▸ **Instruction**
Locate the lines of the listing below that hold "pelas", then copy each of them.

[Data entries]
-.-.-

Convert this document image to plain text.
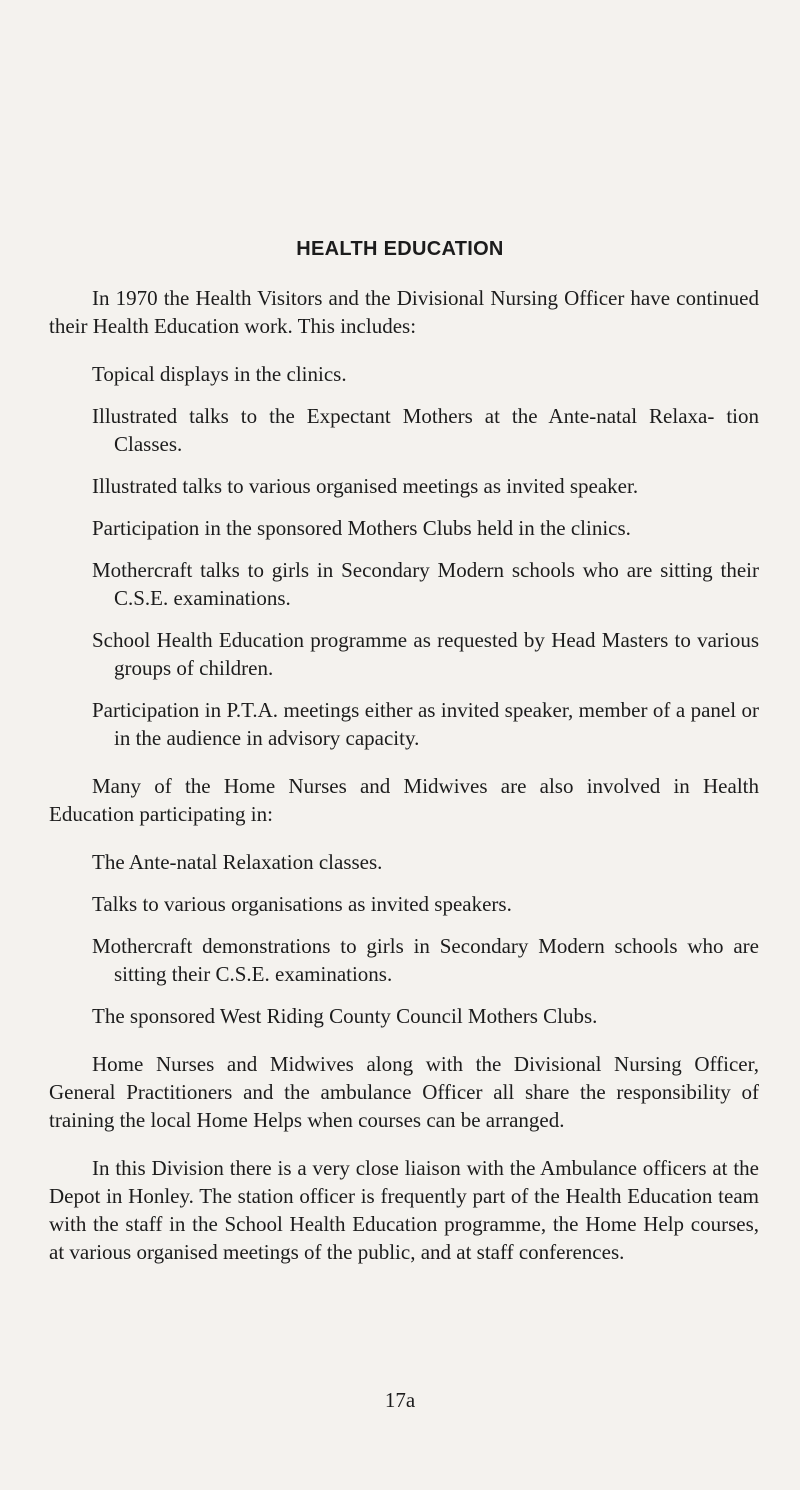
HEALTH EDUCATION

In 1970 the Health Visitors and the Divisional Nursing Officer have continued their Health Education work. This includes:

Topical displays in the clinics.
Illustrated talks to the Expectant Mothers at the Ante-natal Relaxa- tion Classes.
Illustrated talks to various organised meetings as invited speaker.
Participation in the sponsored Mothers Clubs held in the clinics.
Mothercraft talks to girls in Secondary Modern schools who are sitting their C.S.E. examinations.
School Health Education programme as requested by Head Masters to various groups of children.
Participation in P.T.A. meetings either as invited speaker, member of a panel or in the audience in advisory capacity.

Many of the Home Nurses and Midwives are also involved in Health Education participating in:

The Ante-natal Relaxation classes.
Talks to various organisations as invited speakers.
Mothercraft demonstrations to girls in Secondary Modern schools who are sitting their C.S.E. examinations.
The sponsored West Riding County Council Mothers Clubs.

Home Nurses and Midwives along with the Divisional Nursing Officer, General Practitioners and the ambulance Officer all share the responsibility of training the local Home Helps when courses can be arranged.

In this Division there is a very close liaison with the Ambulance officers at the Depot in Honley. The station officer is frequently part of the Health Education team with the staff in the School Health Education programme, the Home Help courses, at various organised meetings of the public, and at staff conferences.

17a
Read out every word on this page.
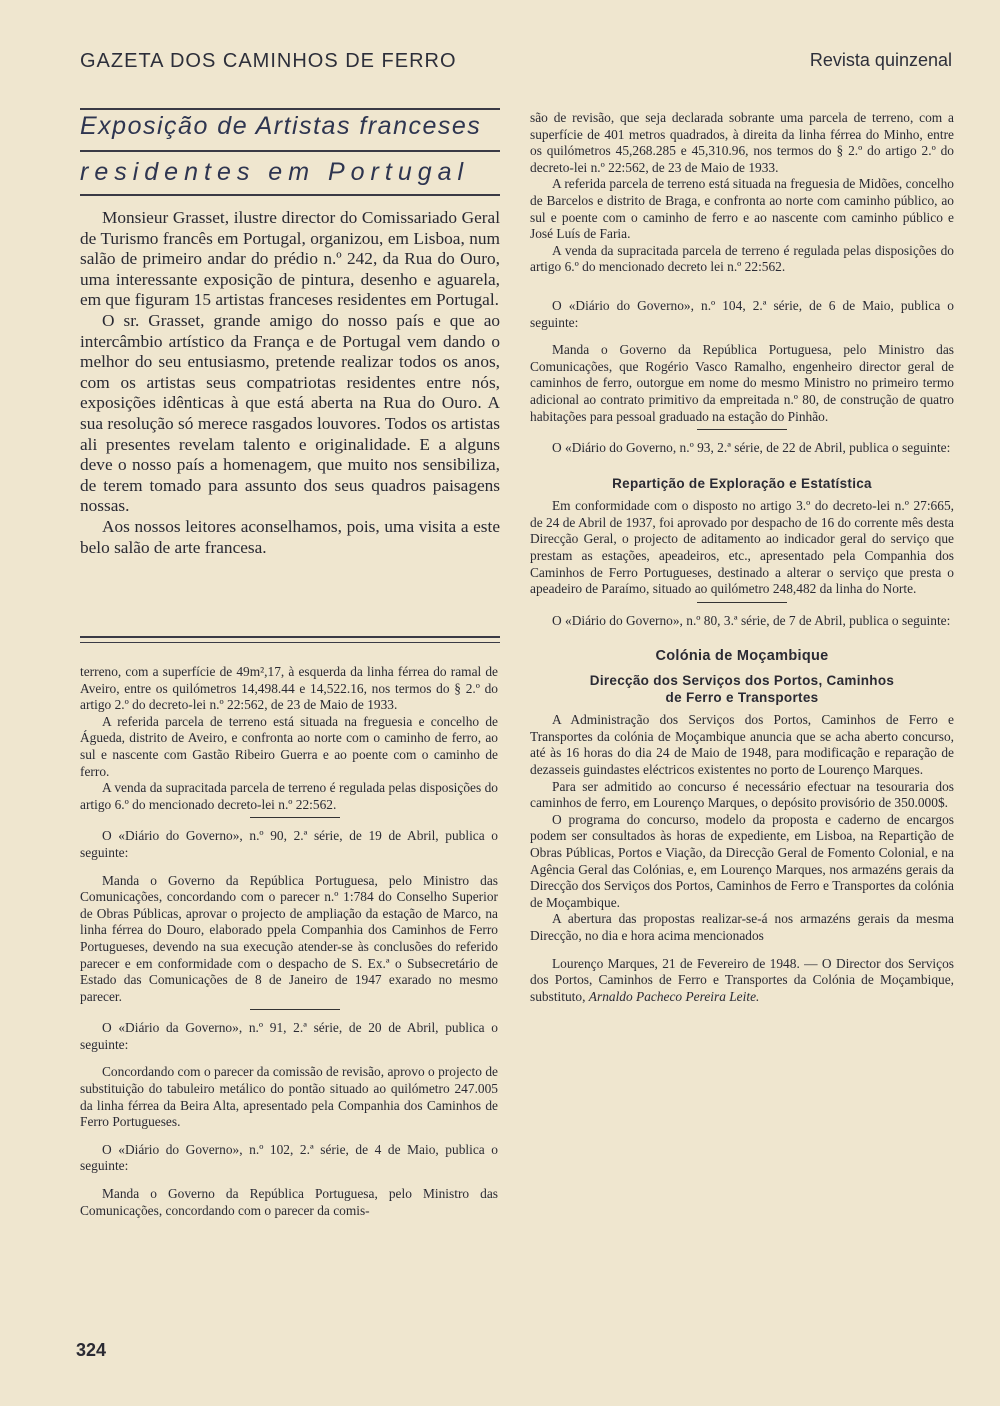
GAZETA DOS CAMINHOS DE FERRO	Revista quinzenal
Exposição de Artistas franceses
residentes em Portugal

Monsieur Grasset, ilustre director do Comissariado Geral de Turismo francês em Portugal, organizou, em Lisboa, num salão de primeiro andar do prédio n.º 242, da Rua do Ouro, uma interessante exposição de pintura, desenho e aguarela, em que figuram 15 artistas franceses residentes em Portugal.

O sr. Grasset, grande amigo do nosso país e que ao intercâmbio artístico da França e de Portugal vem dando o melhor do seu entusiasmo, pretende realizar todos os anos, com os artistas seus compatriotas residentes entre nós, exposições idênticas à que está aberta na Rua do Ouro. A sua resolução só merece rasgados louvores. Todos os artistas ali presentes revelam talento e originalidade. E a alguns deve o nosso país a homenagem, que muito nos sensibiliza, de terem tomado para assunto dos seus quadros paisagens nossas.

Aos nossos leitores aconselhamos, pois, uma visita a este belo salão de arte francesa.

terreno, com a superfície de 49m²,17, à esquerda da linha férrea do ramal de Aveiro, entre os quilómetros 14,498.44 e 14,522.16, nos termos do § 2.º do artigo 2.º do decreto-lei n.º 22:562, de 23 de Maio de 1933.

A referida parcela de terreno está situada na freguesia e concelho de Águeda, distrito de Aveiro, e confronta ao norte com o caminho de ferro, ao sul e nascente com Gastão Ribeiro Guerra e ao poente com o caminho de ferro.

A venda da supracitada parcela de terreno é regulada pelas disposições do artigo 6.º do mencionado decreto-lei n.º 22:562.

O «Diário do Governo», n.º 90, 2.ª série, de 19 de Abril, publica o seguinte:

Manda o Governo da República Portuguesa, pelo Ministro das Comunicações, concordando com o parecer n.º 1:784 do Conselho Superior de Obras Públicas, aprovar o projecto de ampliação da estação de Marco, na linha férrea do Douro, elaborado ppela Companhia dos Caminhos de Ferro Portugueses, devendo na sua execução atender-se às conclusões do referido parecer e em conformidade com o despacho de S. Ex.ª o Subsecretário de Estado das Comunicações de 8 de Janeiro de 1947 exarado no mesmo parecer.

O «Diário da Governo», n.º 91, 2.ª série, de 20 de Abril, publica o seguinte:

Concordando com o parecer da comissão de revisão, aprovo o projecto de substituição do tabuleiro metálico do pontão situado ao quilómetro 247.005 da linha férrea da Beira Alta, apresentado pela Companhia dos Caminhos de Ferro Portugueses.

O «Diário do Governo», n.º 102, 2.ª série, de 4 de Maio, publica o seguinte:

Manda o Governo da República Portuguesa, pelo Ministro das Comunicações, concordando com o parecer da comis-

são de revisão, que seja declarada sobrante uma parcela de terreno, com a superfície de 401 metros quadrados, à direita da linha férrea do Minho, entre os quilómetros 45,268.285 e 45,310.96, nos termos do § 2.º do artigo 2.º do decreto-lei n.º 22:562, de 23 de Maio de 1933.

A referida parcela de terreno está situada na freguesia de Midões, concelho de Barcelos e distrito de Braga, e confronta ao norte com caminho público, ao sul e poente com o caminho de ferro e ao nascente com caminho público e José Luís de Faria.

A venda da supracitada parcela de terreno é regulada pelas disposições do artigo 6.º do mencionado decreto lei n.º 22:562.

O «Diário do Governo», n.º 104, 2.ª série, de 6 de Maio, publica o seguinte:

Manda o Governo da República Portuguesa, pelo Ministro das Comunicações, que Rogério Vasco Ramalho, engenheiro director geral de caminhos de ferro, outorgue em nome do mesmo Ministro no primeiro termo adicional ao contrato primitivo da empreitada n.º 80, de construção de quatro habitações para pessoal graduado na estação do Pinhão.

O «Diário do Governo, n.º 93, 2.ª série, de 22 de Abril, publica o seguinte:

Repartição de Exploração e Estatística

Em conformidade com o disposto no artigo 3.º do decreto-lei n.º 27:665, de 24 de Abril de 1937, foi aprovado por despacho de 16 do corrente mês desta Direcção Geral, o projecto de aditamento ao indicador geral do serviço que prestam as estações, apeadeiros, etc., apresentado pela Companhia dos Caminhos de Ferro Portugueses, destinado a alterar o serviço que presta o apeadeiro de Paraímo, situado ao quilómetro 248,482 da linha do Norte.

O «Diário do Governo», n.º 80, 3.ª série, de 7 de Abril, publica o seguinte:

Colónia de Moçambique
Direcção dos Serviços dos Portos, Caminhos
de Ferro e Transportes

A Administração dos Serviços dos Portos, Caminhos de Ferro e Transportes da colónia de Moçambique anuncia que se acha aberto concurso, até às 16 horas do dia 24 de Maio de 1948, para modificação e reparação de dezasseis guindastes eléctricos existentes no porto de Lourenço Marques.

Para ser admitido ao concurso é necessário efectuar na tesouraria dos caminhos de ferro, em Lourenço Marques, o depósito provisório de 350.000$.

O programa do concurso, modelo da proposta e caderno de encargos podem ser consultados às horas de expediente, em Lisboa, na Repartição de Obras Públicas, Portos e Viação, da Direcção Geral de Fomento Colonial, e na Agência Geral das Colónias, e, em Lourenço Marques, nos armazéns gerais da Direcção dos Serviços dos Portos, Caminhos de Ferro e Transportes da colónia de Moçambique.

A abertura das propostas realizar-se-á nos armazéns gerais da mesma Direcção, no dia e hora acima mencionados

Lourenço Marques, 21 de Fevereiro de 1948. — O Director dos Serviços dos Portos, Caminhos de Ferro e Transportes da Colónia de Moçambique, substituto, Arnaldo Pacheco Pereira Leite.

324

-.-.-

▸ **The response**
A venda da supracitada parcela de terreno é regulada pelas disposições do artigo 6.º do mencionado decreto-lei n.º 22:562.
A venda da supracitada parcela de terreno é regulada pelas disposições do artigo 6.º do mencionado decreto lei n.º 22:562.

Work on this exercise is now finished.